What is asked: Faithfully return all lines, omitting every embedded picture.

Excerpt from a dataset
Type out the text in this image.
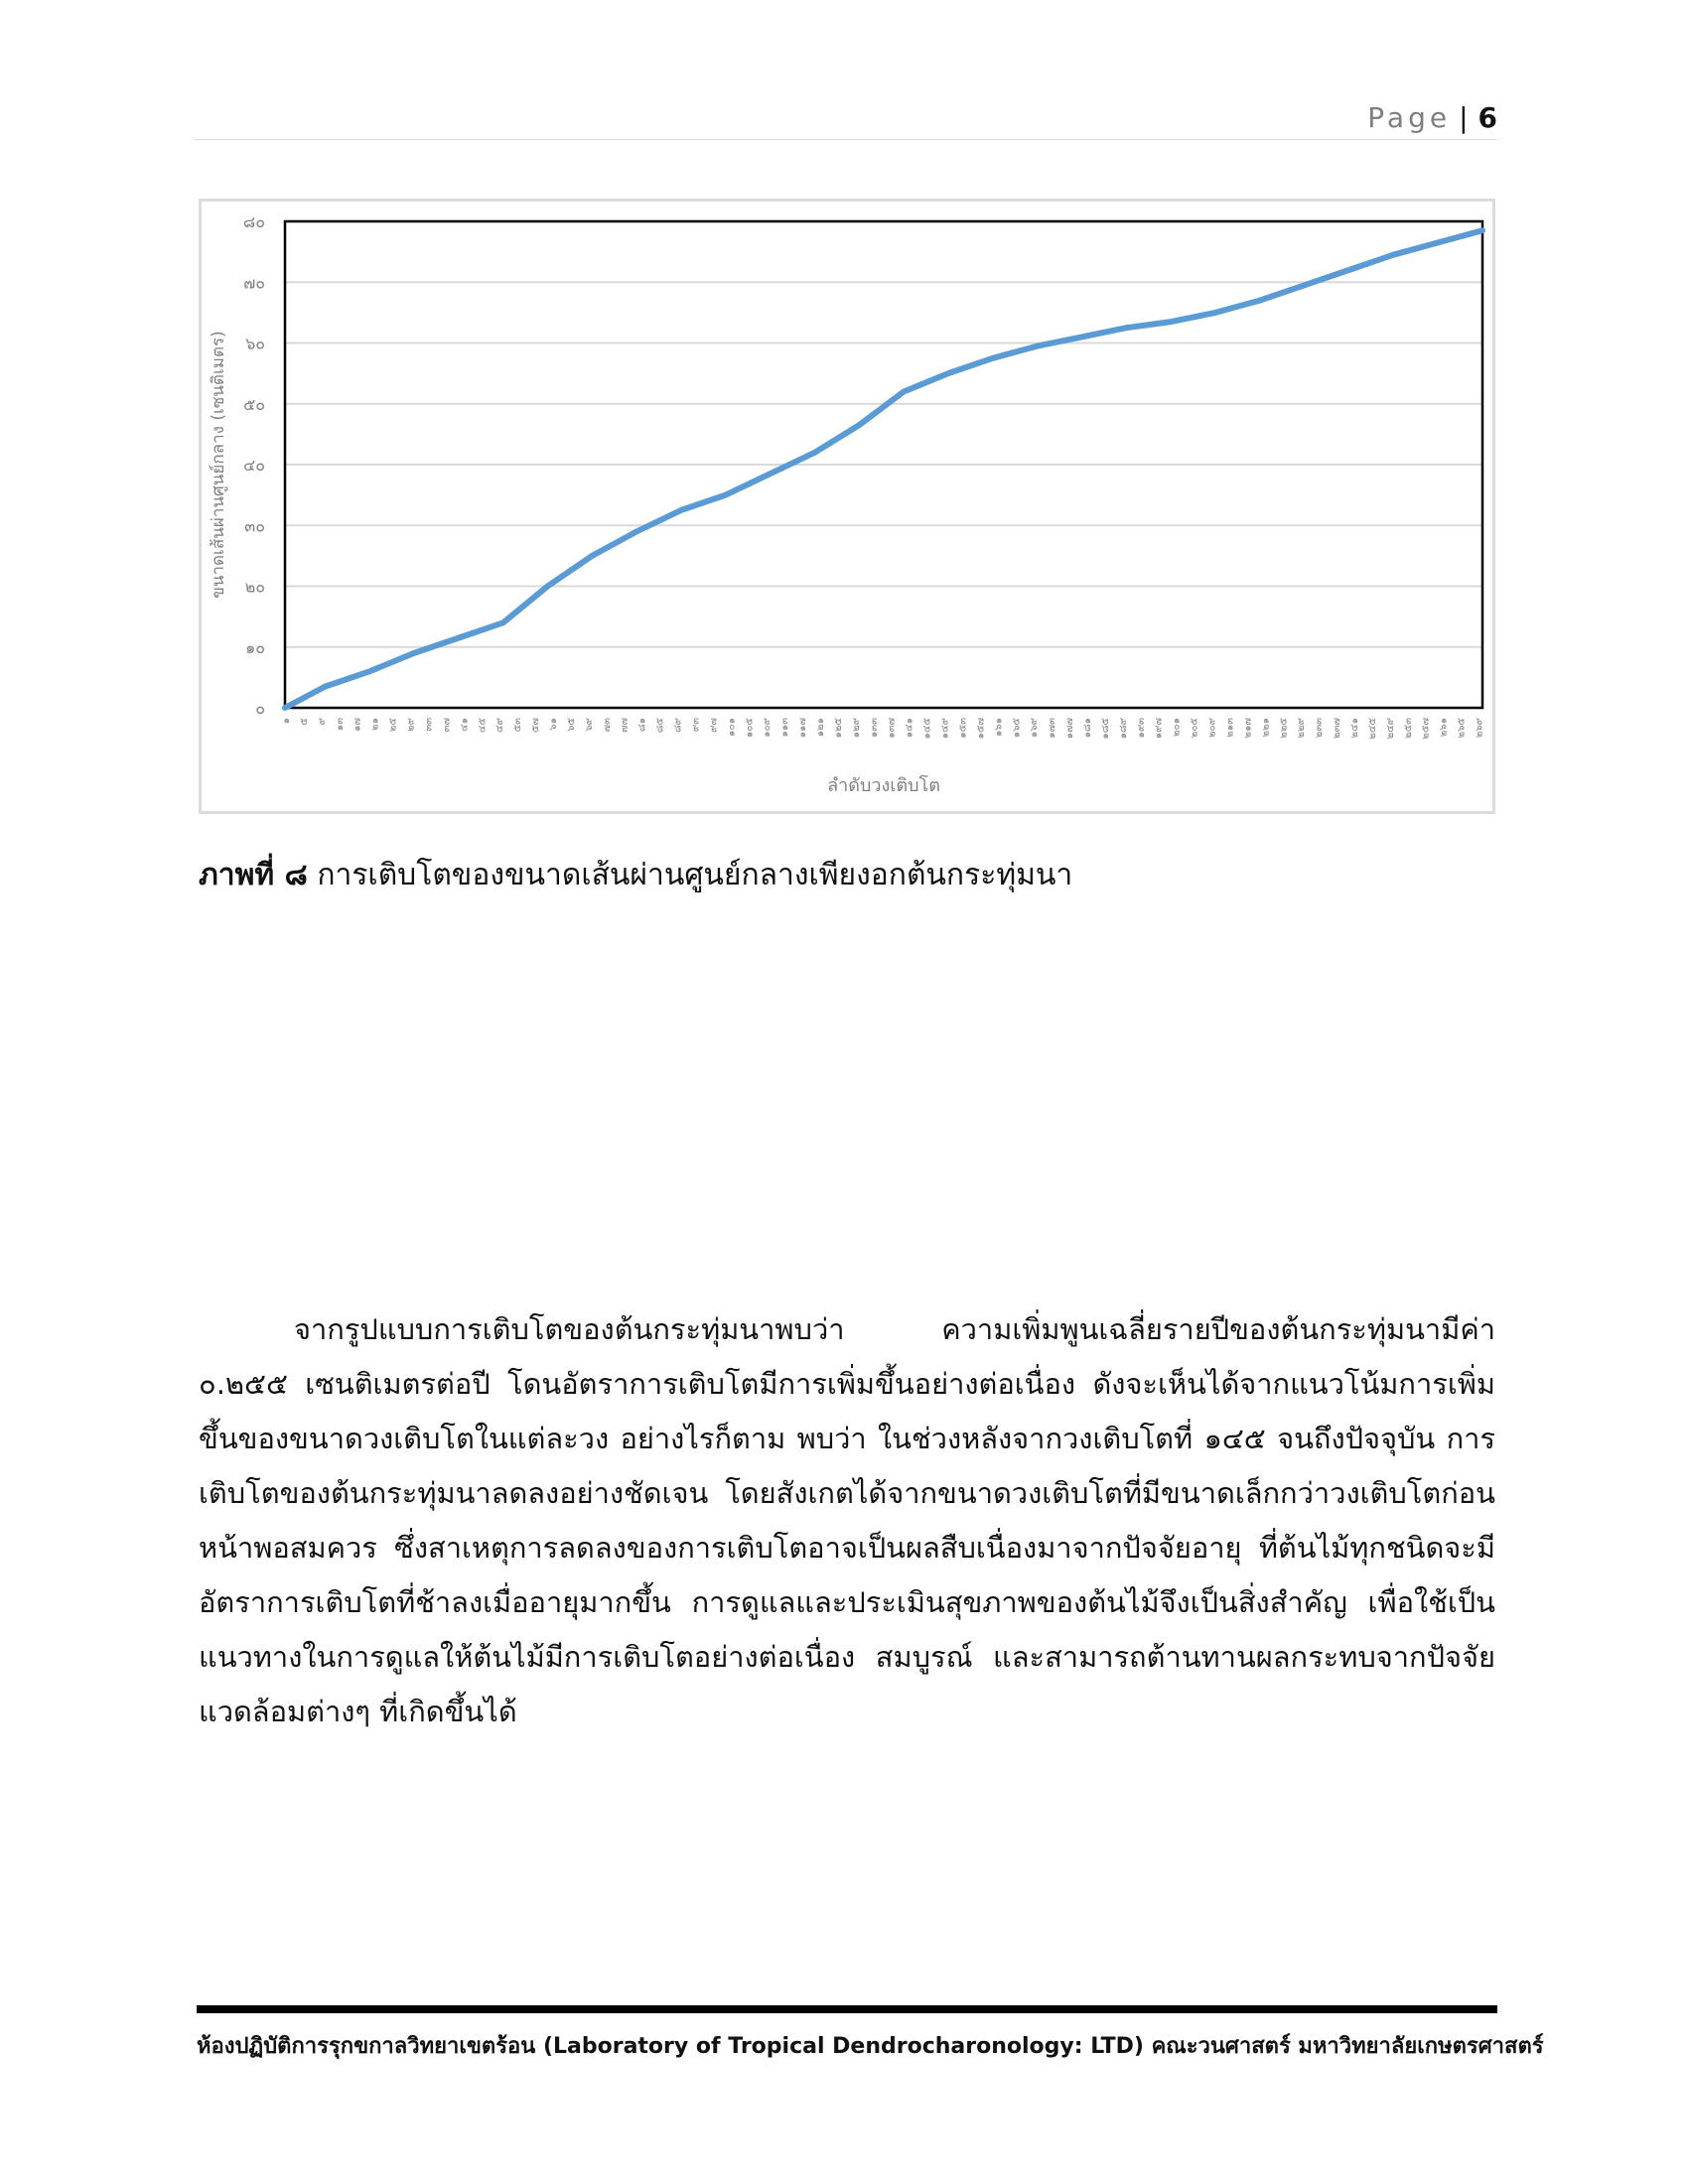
Page | 6
๐
๑๐
๒๐
๓๐
๔๐
๕๐
๖๐
๗๐
๘๐
๑ ๕ ๙ ๑๓ ๑๗ ๒๑ ๒๕ ๒๙ ๓๓ ๓๗ ๔๑ ๔๕ ๔๙ ๕๓ ๕๗ ๖๑ ๖๕ ๖๙ ๗๓ ๗๗ ๘๑ ๘๕ ๘๙ ๙๓ ๙๗ ๑๐๑ ๑๐๕ ๑๐๙ ๑๑๓ ๑๑๗ ๑๒๑ ๑๒๕ ๑๒๙ ๑๓๓ ๑๓๗ ๑๔๑ ๑๔๕ ๑๔๙ ๑๕๓ ๑๕๗ ๑๖๑ ๑๖๕ ๑๖๙ ๑๗๓ ๑๗๗ ๑๘๑ ๑๘๕ ๑๘๙ ๑๙๓ ๑๙๗ ๒๐๑ ๒๐๕ ๒๐๙ ๒๑๓ ๒๑๗ ๒๒๑ ๒๒๕ ๒๒๙ ๒๓๓ ๒๓๗ ๒๔๑ ๒๔๕ ๒๔๙ ๒๕๓ ๒๕๗ ๒๖๑ ๒๖๕ ๒๖๙
ลำดับวงเติบโต
ขนาดเส้นผ่านศูนย์กลาง (เซนติเมตร)
ภาพที่ ๘ การเติบโตของขนาดเส้นผ่านศูนย์กลางเพียงอกต้นกระทุ่มนา

จากรูปแบบการเติบโตของต้นกระทุ่มนาพบว่า ความเพิ่มพูนเฉลี่ยรายปีของต้นกระทุ่มนามีค่า ๐.๒๕๕ เซนติเมตรต่อปี โดนอัตราการเติบโตมีการเพิ่มขึ้นอย่างต่อเนื่อง ดังจะเห็นได้จากแนวโน้มการเพิ่มขึ้นของขนาดวงเติบโตในแต่ละวง อย่างไรก็ตาม พบว่า ในช่วงหลังจากวงเติบโตที่ ๑๔๕ จนถึงปัจจุบัน การเติบโตของต้นกระทุ่มนาลดลงอย่างชัดเจน โดยสังเกตได้จากขนาดวงเติบโตที่มีขนาดเล็กกว่าวงเติบโตก่อนหน้าพอสมควร ซึ่งสาเหตุการลดลงของการเติบโตอาจเป็นผลสืบเนื่องมาจากปัจจัยอายุ ที่ต้นไม้ทุกชนิดจะมีอัตราการเติบโตที่ช้าลงเมื่ออายุมากขึ้น การดูแลและประเมินสุขภาพของต้นไม้จึงเป็นสิ่งสำคัญ เพื่อใช้เป็นแนวทางในการดูแลให้ต้นไม้มีการเติบโตอย่างต่อเนื่อง สมบูรณ์ และสามารถต้านทานผลกระทบจากปัจจัยแวดล้อมต่างๆ ที่เกิดขึ้นได้

ห้องปฏิบัติการรุกขกาลวิทยาเขตร้อน (Laboratory of Tropical Dendrocharonology: LTD) คณะวนศาสตร์ มหาวิทยาลัยเกษตรศาสตร์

Correct response:
Type out the text in this image.
Page | 6
๐
๑๐
๒๐
๓๐
๔๐
๕๐
๖๐
๗๐
๘๐
๑ ๕ ๙ ๑๓ ๑๗ ๒๑ ๒๕ ๒๙ ๓๓ ๓๗ ๔๑ ๔๕ ๔๙ ๕๓ ๕๗ ๖๑ ๖๕ ๖๙ ๗๓ ๗๗ ๘๑ ๘๕ ๘๙ ๙๓ ๙๗ ๑๐๑ ๑๐๕ ๑๐๙ ๑๑๓ ๑๑๗ ๑๒๑ ๑๒๕ ๑๒๙ ๑๓๓ ๑๓๗ ๑๔๑ ๑๔๕ ๑๔๙ ๑๕๓ ๑๕๗ ๑๖๑ ๑๖๕ ๑๖๙ ๑๗๓ ๑๗๗ ๑๘๑ ๑๘๕ ๑๘๙ ๑๙๓ ๑๙๗ ๒๐๑ ๒๐๕ ๒๐๙ ๒๑๓ ๒๑๗ ๒๒๑ ๒๒๕ ๒๒๙ ๒๓๓ ๒๓๗ ๒๔๑ ๒๔๕ ๒๔๙ ๒๕๓ ๒๕๗ ๒๖๑ ๒๖๕ ๒๖๙
ลำดับวงเติบโต
ขนาดเส้นผ่านศูนย์กลาง (เซนติเมตร)
ภาพที่ ๘ การเติบโตของขนาดเส้นผ่านศูนย์กลางเพียงอกต้นกระทุ่มนา

จากรูปแบบการเติบโตของต้นกระทุ่มนาพบว่า ความเพิ่มพูนเฉลี่ยรายปีของต้นกระทุ่มนามีค่า ๐.๒๕๕ เซนติเมตรต่อปี โดนอัตราการเติบโตมีการเพิ่มขึ้นอย่างต่อเนื่อง ดังจะเห็นได้จากแนวโน้มการเพิ่มขึ้นของขนาดวงเติบโตในแต่ละวง อย่างไรก็ตาม พบว่า ในช่วงหลังจากวงเติบโตที่ ๑๔๕ จนถึงปัจจุบัน การเติบโตของต้นกระทุ่มนาลดลงอย่างชัดเจน โดยสังเกตได้จากขนาดวงเติบโตที่มีขนาดเล็กกว่าวงเติบโตก่อนหน้าพอสมควร ซึ่งสาเหตุการลดลงของการเติบโตอาจเป็นผลสืบเนื่องมาจากปัจจัยอายุ ที่ต้นไม้ทุกชนิดจะมีอัตราการเติบโตที่ช้าลงเมื่ออายุมากขึ้น การดูแลและประเมินสุขภาพของต้นไม้จึงเป็นสิ่งสำคัญ เพื่อใช้เป็นแนวทางในการดูแลให้ต้นไม้มีการเติบโตอย่างต่อเนื่อง สมบูรณ์ และสามารถต้านทานผลกระทบจากปัจจัยแวดล้อมต่างๆ ที่เกิดขึ้นได้

ห้องปฏิบัติการรุกขกาลวิทยาเขตร้อน (Laboratory of Tropical Dendrocharonology: LTD) คณะวนศาสตร์ มหาวิทยาลัยเกษตรศาสตร์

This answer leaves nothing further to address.